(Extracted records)
|---|

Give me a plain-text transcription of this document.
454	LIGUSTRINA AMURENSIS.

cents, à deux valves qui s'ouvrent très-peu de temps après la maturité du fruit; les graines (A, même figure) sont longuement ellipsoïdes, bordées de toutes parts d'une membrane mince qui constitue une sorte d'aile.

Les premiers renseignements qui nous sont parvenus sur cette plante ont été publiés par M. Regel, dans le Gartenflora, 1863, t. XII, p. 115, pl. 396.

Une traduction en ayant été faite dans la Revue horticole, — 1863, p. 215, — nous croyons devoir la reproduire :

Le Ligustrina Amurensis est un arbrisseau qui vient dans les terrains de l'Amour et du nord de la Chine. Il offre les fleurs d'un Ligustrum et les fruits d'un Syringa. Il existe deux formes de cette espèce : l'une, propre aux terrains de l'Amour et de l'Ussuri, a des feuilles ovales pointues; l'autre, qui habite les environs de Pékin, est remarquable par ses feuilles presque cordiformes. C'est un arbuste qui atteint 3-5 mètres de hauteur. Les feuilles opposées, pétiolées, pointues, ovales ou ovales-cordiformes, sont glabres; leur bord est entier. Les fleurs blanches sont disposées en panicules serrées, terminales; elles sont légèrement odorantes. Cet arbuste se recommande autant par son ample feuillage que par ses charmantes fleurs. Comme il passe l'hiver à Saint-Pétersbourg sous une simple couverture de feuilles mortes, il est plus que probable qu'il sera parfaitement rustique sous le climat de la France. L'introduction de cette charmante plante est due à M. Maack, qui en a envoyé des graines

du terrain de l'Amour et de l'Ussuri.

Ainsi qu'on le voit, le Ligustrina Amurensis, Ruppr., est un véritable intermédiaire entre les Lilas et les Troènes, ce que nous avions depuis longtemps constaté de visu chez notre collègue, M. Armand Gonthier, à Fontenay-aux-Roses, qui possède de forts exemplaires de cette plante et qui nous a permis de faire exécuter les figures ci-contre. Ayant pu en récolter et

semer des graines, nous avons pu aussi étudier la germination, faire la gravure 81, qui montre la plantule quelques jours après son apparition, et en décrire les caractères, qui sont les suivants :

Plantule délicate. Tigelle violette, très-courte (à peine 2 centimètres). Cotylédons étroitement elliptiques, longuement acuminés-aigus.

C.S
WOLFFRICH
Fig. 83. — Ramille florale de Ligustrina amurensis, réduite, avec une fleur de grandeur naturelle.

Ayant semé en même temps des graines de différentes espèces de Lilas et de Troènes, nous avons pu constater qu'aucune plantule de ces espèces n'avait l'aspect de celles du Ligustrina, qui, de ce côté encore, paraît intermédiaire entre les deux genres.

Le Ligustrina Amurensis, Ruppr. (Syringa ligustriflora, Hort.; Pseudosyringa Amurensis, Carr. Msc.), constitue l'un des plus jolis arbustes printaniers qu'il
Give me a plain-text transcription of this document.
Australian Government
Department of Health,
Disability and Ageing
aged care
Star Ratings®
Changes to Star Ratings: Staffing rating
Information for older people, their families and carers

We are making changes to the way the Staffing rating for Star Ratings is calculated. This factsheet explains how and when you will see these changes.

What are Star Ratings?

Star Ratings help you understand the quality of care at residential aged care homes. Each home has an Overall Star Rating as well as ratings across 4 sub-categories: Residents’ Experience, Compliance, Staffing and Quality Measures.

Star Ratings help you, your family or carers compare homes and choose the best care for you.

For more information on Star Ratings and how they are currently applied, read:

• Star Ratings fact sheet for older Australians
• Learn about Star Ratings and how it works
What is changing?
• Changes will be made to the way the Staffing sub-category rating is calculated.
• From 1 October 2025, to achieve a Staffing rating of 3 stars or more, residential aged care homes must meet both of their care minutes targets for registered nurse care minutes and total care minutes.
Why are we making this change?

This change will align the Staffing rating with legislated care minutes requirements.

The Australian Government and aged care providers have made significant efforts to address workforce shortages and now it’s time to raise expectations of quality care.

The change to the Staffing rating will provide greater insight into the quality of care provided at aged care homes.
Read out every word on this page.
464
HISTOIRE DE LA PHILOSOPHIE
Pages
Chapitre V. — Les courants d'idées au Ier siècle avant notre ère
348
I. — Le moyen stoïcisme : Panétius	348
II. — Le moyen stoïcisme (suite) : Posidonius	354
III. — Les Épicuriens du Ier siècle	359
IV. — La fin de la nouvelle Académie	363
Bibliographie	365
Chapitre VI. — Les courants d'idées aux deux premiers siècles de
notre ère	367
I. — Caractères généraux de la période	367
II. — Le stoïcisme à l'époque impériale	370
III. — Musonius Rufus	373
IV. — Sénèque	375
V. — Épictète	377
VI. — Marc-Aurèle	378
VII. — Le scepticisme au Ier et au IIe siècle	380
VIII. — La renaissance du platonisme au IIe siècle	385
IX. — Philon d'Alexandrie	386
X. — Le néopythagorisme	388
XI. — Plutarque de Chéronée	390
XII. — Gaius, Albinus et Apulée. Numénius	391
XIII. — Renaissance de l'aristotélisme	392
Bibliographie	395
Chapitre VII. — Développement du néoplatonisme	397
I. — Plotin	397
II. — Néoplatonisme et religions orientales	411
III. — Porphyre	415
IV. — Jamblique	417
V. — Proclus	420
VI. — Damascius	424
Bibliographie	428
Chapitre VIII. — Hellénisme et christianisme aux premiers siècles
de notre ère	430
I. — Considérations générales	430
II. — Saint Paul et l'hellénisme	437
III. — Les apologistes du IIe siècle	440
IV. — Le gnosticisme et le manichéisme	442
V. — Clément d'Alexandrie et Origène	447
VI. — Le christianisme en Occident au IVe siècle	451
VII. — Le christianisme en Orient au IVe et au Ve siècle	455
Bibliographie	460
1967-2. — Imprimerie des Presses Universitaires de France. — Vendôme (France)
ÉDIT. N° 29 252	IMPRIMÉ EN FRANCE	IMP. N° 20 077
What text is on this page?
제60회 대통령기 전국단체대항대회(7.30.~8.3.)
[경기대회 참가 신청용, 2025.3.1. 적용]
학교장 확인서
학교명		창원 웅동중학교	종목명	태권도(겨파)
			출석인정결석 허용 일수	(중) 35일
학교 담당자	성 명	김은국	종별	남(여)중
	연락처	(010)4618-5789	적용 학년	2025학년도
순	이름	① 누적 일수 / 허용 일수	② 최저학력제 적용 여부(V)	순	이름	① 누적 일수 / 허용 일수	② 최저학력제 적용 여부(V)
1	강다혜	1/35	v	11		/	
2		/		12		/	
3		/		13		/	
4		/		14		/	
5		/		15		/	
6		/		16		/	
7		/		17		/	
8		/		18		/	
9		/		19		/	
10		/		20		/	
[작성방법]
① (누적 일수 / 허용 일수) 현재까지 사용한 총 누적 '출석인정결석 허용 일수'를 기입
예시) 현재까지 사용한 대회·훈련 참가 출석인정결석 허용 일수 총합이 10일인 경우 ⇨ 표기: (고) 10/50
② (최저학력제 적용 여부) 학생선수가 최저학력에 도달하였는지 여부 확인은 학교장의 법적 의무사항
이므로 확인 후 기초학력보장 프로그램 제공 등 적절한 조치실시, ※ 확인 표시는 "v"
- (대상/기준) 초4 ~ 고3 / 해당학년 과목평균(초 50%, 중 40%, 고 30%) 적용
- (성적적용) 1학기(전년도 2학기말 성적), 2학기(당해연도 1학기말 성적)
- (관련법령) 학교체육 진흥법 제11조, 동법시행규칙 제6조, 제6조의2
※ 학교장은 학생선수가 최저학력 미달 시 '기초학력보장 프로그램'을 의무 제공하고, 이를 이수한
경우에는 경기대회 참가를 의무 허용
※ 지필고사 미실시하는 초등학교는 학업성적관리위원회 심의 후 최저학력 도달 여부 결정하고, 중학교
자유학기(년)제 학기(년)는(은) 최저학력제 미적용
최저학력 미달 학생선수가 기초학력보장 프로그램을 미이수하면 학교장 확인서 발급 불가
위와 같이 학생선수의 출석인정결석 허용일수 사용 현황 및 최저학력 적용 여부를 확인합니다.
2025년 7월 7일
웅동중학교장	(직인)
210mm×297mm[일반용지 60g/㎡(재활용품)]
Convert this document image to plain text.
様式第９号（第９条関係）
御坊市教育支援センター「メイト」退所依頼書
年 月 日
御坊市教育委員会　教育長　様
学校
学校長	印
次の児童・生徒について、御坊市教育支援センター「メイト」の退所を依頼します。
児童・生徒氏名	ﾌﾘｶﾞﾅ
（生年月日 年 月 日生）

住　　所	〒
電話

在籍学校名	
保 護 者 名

|---|

* _Prompt_:
Look through the entries above for the word "siècles". Copy every line where it shows up.

* _Answer to this task_:
Chapitre VI. — Les courants d'idées aux deux premiers siècles de
Chapitre VIII. — Hellénisme et christianisme aux premiers siècles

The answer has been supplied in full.